- **WORK INSTRUCTIONS**
Gather all lines from the material that contain "振子的周期可能为".

----

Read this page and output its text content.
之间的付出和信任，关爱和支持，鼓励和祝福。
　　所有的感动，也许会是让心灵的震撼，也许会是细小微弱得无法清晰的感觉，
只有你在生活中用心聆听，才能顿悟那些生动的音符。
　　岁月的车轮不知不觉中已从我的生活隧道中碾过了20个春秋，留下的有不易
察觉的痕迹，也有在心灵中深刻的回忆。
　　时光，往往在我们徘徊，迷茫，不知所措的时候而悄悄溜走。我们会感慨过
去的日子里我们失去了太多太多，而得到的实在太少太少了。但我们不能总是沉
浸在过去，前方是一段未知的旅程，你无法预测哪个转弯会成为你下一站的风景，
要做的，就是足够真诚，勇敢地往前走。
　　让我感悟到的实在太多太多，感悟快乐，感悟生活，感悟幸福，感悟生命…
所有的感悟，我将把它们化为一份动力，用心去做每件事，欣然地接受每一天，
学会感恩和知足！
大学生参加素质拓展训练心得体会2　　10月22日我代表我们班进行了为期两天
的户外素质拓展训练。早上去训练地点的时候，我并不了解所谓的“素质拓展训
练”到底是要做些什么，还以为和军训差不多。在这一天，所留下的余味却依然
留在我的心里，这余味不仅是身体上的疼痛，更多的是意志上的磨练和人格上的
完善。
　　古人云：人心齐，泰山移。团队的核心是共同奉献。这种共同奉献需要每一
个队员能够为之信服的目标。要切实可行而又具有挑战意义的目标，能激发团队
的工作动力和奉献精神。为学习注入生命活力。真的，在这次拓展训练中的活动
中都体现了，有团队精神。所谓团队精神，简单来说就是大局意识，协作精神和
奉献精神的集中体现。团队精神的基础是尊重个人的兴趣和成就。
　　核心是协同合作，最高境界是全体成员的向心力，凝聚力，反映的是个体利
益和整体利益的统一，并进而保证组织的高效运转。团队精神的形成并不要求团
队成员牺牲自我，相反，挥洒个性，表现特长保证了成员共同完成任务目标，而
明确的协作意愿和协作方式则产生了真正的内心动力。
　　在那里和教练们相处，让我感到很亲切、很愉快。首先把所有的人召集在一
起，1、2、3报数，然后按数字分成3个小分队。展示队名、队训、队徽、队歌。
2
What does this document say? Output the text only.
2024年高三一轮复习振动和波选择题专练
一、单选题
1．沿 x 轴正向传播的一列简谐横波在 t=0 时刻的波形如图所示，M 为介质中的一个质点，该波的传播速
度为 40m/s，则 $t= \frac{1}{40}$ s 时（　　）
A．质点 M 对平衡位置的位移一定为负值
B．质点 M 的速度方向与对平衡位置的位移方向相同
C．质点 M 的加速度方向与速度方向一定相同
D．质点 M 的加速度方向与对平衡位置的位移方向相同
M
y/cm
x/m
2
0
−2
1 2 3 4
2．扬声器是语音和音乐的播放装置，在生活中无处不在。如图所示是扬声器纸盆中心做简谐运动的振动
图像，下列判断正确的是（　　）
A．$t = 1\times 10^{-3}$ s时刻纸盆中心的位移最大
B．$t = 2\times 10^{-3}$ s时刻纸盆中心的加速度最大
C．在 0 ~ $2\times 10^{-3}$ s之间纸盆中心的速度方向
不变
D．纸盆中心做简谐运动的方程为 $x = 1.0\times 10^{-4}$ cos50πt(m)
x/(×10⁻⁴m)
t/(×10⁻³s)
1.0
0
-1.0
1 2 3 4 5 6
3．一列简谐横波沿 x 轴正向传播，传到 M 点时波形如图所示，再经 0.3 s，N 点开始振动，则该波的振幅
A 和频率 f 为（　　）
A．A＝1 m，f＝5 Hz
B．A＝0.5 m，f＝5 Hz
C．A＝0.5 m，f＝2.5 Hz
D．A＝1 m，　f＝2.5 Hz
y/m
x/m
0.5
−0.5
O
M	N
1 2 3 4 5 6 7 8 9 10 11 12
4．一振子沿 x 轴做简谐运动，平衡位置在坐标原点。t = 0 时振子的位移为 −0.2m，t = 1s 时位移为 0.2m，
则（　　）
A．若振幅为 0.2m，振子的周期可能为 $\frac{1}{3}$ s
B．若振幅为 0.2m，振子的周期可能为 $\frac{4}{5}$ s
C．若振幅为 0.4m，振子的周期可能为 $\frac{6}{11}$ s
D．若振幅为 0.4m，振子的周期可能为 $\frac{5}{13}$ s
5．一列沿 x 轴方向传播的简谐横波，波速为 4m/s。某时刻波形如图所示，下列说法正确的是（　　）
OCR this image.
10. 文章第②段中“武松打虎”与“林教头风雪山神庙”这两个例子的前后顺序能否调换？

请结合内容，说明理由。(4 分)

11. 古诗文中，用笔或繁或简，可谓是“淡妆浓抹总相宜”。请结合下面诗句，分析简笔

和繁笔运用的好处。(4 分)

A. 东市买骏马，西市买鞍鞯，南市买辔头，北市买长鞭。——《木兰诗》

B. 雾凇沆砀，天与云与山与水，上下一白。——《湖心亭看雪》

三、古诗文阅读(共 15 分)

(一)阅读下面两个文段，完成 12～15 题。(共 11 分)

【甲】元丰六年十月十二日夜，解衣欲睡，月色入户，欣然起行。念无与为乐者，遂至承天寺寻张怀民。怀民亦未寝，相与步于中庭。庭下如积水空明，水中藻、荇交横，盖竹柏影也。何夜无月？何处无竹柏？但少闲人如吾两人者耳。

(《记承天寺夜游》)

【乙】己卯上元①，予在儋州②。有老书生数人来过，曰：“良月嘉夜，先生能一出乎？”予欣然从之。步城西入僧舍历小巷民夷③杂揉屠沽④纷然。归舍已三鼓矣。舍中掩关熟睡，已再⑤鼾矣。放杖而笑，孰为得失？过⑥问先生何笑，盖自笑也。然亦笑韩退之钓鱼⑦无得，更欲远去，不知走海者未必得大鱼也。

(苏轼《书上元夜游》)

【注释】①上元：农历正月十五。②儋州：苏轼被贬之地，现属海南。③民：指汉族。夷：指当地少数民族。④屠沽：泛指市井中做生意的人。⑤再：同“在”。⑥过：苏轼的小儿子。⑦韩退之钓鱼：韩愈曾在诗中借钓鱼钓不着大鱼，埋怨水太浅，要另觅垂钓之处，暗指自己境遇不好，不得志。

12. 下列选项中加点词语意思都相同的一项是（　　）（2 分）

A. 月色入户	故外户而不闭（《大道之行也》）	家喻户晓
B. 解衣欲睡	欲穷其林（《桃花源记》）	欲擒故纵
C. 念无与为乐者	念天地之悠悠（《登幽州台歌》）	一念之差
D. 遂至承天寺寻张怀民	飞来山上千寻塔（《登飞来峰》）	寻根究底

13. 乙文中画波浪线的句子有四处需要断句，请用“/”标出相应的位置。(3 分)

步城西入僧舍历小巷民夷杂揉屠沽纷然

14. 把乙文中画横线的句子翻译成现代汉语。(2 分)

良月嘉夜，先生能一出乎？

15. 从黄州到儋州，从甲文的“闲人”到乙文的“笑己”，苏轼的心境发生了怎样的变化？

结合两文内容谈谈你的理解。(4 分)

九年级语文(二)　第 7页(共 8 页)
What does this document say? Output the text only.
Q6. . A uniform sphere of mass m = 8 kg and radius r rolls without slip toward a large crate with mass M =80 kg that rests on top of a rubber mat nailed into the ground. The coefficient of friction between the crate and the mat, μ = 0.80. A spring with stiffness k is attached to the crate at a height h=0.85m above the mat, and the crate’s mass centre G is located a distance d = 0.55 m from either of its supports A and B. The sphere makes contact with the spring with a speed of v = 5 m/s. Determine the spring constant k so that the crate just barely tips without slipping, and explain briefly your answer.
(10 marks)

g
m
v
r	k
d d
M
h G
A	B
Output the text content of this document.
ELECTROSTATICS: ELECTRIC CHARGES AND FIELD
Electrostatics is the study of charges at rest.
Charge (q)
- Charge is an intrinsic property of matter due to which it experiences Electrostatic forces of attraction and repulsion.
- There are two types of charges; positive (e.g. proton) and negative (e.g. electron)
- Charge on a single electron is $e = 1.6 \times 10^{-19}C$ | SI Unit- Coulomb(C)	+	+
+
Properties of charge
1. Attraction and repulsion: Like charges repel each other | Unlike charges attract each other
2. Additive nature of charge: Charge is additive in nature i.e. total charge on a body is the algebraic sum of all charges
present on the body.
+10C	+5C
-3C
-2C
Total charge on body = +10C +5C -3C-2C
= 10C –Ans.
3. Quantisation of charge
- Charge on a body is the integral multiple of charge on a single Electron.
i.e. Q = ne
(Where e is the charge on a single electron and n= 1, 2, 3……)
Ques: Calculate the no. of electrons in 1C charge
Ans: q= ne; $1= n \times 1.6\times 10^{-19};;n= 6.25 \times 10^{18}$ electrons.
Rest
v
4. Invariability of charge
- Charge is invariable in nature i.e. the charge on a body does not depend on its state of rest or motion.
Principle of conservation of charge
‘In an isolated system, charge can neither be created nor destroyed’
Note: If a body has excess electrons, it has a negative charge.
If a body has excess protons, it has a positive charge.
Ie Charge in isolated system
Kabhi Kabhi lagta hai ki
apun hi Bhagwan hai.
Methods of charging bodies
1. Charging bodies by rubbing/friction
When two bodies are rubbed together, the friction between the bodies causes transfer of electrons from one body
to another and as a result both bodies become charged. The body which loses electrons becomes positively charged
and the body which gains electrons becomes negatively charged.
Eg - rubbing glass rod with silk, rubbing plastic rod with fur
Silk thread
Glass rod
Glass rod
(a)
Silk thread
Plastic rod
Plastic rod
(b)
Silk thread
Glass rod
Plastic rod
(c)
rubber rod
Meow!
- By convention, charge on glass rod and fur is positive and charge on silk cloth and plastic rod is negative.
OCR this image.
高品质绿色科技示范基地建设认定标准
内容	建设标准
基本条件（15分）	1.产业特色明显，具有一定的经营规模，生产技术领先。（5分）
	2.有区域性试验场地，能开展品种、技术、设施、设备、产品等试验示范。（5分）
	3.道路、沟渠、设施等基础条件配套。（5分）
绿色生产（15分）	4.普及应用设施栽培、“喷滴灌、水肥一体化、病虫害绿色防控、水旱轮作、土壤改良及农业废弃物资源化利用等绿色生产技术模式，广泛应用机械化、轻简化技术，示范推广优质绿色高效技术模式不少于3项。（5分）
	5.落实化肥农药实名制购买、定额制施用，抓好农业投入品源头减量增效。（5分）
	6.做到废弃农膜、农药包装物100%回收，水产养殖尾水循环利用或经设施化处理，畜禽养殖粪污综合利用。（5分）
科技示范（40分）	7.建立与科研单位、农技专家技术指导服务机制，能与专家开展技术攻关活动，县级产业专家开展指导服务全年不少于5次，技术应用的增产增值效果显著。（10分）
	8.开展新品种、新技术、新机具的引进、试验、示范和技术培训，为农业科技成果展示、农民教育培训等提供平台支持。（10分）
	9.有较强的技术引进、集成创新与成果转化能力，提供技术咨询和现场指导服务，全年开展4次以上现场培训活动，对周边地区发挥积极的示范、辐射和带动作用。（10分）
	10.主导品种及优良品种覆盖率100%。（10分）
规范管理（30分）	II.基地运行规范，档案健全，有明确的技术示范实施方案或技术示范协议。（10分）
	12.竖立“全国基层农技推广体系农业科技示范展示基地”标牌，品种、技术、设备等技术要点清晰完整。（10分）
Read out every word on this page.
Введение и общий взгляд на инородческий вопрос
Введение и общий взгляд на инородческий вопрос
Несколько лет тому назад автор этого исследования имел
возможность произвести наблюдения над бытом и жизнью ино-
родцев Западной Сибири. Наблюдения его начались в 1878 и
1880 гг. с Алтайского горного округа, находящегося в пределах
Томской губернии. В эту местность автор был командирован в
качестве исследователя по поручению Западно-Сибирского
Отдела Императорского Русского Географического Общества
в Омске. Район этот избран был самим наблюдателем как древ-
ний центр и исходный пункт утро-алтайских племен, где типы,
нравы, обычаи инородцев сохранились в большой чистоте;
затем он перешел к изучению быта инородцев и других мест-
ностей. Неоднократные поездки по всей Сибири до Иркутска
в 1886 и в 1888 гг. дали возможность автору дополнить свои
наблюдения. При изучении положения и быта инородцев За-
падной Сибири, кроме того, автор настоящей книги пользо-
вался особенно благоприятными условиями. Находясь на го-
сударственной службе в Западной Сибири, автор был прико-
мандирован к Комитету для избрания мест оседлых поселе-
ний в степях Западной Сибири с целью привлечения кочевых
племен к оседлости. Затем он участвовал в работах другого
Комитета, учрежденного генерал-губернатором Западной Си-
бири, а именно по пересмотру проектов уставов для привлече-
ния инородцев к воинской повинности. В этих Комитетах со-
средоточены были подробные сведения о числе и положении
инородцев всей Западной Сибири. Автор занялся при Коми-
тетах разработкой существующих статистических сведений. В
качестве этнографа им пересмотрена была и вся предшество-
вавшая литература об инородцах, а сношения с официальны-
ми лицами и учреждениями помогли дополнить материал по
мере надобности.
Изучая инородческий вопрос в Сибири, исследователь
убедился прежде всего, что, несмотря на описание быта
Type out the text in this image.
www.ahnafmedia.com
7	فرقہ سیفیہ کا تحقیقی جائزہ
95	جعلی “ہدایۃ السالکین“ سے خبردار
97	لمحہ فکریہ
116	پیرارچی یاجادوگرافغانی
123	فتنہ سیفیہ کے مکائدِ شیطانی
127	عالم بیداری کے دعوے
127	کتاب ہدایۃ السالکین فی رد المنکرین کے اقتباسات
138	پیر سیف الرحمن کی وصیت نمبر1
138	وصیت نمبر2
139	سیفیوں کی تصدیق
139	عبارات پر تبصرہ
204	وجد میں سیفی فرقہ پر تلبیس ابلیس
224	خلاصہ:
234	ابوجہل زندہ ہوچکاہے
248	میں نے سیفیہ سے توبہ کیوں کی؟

----

- **SOLUTION FOR THIS EXERCISE**
A．若振幅为 0.2m，振子的周期可能为 $\frac{1}{3}$ s
B．若振幅为 0.2m，振子的周期可能为 $\frac{4}{5}$ s
C．若振幅为 0.4m，振子的周期可能为 $\frac{6}{11}$ s
D．若振幅为 0.4m，振子的周期可能为 $\frac{5}{13}$ s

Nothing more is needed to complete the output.